→ Exercise
Using the entries that follow, collect the lines where the word "Prix" appears.

→ Records to process
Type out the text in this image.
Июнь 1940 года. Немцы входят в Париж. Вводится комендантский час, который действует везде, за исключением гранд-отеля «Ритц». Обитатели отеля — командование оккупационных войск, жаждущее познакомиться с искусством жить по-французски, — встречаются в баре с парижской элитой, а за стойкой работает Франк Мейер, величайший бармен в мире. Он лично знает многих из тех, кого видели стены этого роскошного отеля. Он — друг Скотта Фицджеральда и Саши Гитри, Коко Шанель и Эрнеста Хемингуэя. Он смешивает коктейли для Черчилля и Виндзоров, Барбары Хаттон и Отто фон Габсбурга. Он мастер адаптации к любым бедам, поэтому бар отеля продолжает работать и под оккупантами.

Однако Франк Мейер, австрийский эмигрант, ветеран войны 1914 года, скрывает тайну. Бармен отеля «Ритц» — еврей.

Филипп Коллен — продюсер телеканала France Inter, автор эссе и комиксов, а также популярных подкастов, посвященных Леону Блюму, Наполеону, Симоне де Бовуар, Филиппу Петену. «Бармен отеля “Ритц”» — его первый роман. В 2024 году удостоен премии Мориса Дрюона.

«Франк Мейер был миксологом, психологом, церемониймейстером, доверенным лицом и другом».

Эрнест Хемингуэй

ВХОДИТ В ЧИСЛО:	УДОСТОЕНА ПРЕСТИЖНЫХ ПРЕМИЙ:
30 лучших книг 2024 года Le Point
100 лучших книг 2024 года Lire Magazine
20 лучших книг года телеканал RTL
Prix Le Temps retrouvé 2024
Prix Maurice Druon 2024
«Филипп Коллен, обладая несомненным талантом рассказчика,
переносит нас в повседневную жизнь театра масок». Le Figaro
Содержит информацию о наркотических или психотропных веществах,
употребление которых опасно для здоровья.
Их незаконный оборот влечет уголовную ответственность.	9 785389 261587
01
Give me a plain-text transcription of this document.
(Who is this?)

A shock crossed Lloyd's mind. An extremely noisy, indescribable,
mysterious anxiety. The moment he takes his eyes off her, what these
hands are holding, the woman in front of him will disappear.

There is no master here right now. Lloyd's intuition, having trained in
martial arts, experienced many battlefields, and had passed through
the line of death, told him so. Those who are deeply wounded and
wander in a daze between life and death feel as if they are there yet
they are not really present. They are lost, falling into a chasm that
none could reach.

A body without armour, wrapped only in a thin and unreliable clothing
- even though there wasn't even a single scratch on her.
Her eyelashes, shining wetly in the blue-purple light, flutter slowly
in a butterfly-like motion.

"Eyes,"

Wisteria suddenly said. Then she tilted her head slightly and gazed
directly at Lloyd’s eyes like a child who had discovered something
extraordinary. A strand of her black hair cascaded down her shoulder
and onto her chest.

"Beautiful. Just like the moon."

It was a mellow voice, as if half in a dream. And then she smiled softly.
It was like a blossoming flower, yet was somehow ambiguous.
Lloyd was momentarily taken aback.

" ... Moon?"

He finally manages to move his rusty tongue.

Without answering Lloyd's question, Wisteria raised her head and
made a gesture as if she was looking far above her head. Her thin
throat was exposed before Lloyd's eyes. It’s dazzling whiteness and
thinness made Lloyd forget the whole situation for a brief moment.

→ Solution for this exercise
Prix Le Temps retrouvé 2024
Prix Maurice Druon 2024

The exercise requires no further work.